Output each entry below as it stands, leaving out every picture.

**Extracted records**:
########################################

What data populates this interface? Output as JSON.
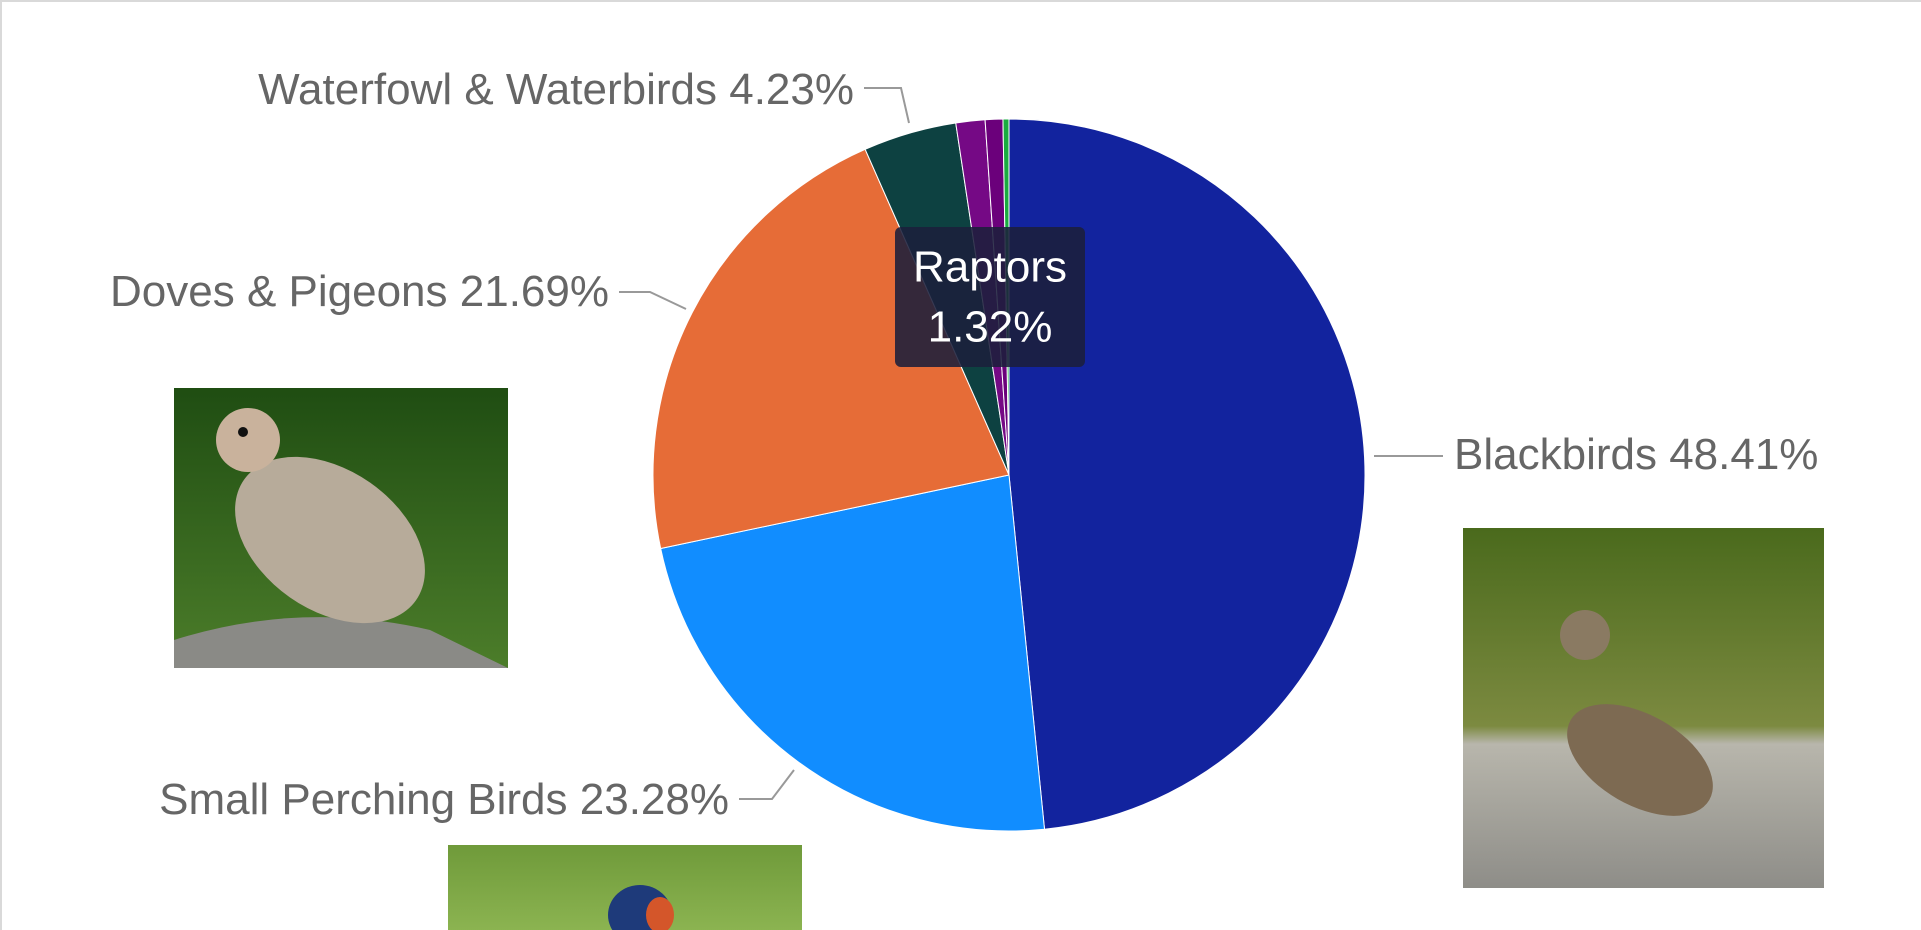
{
  "chart_data": {
    "type": "pie",
    "categories": [
      "Blackbirds",
      "Small Perching Birds",
      "Doves & Pigeons",
      "Waterfowl & Waterbirds",
      "Raptors",
      null,
      null
    ],
    "values": [
      48.41,
      23.28,
      21.69,
      4.23,
      1.32,
      0.8,
      0.27
    ],
    "value_labels": [
      "48.41%",
      "23.28%",
      "21.69%",
      "4.23%",
      "1.32%",
      null,
      null
    ],
    "colors": [
      "#12239E",
      "#118DFF",
      "#E66C37",
      "#0D4141",
      "#750985",
      "#6B007B",
      "#1AAB40"
    ],
    "tooltip_index": 4
  }
}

########################################

**Complete response**:
What data populates this interface? Output as JSON.
{
  "chart_data": {
    "type": "pie",
    "categories": [
      "Blackbirds",
      "Small Perching Birds",
      "Doves & Pigeons",
      "Waterfowl & Waterbirds",
      "Raptors",
      null,
      null
    ],
    "values": [
      48.41,
      23.28,
      21.69,
      4.23,
      1.32,
      0.8,
      0.27
    ],
    "value_labels": [
      "48.41%",
      "23.28%",
      "21.69%",
      "4.23%",
      "1.32%",
      null,
      null
    ],
    "colors": [
      "#12239E",
      "#118DFF",
      "#E66C37",
      "#0D4141",
      "#750985",
      "#6B007B",
      "#1AAB40"
    ],
    "tooltip_index": 4
  }
}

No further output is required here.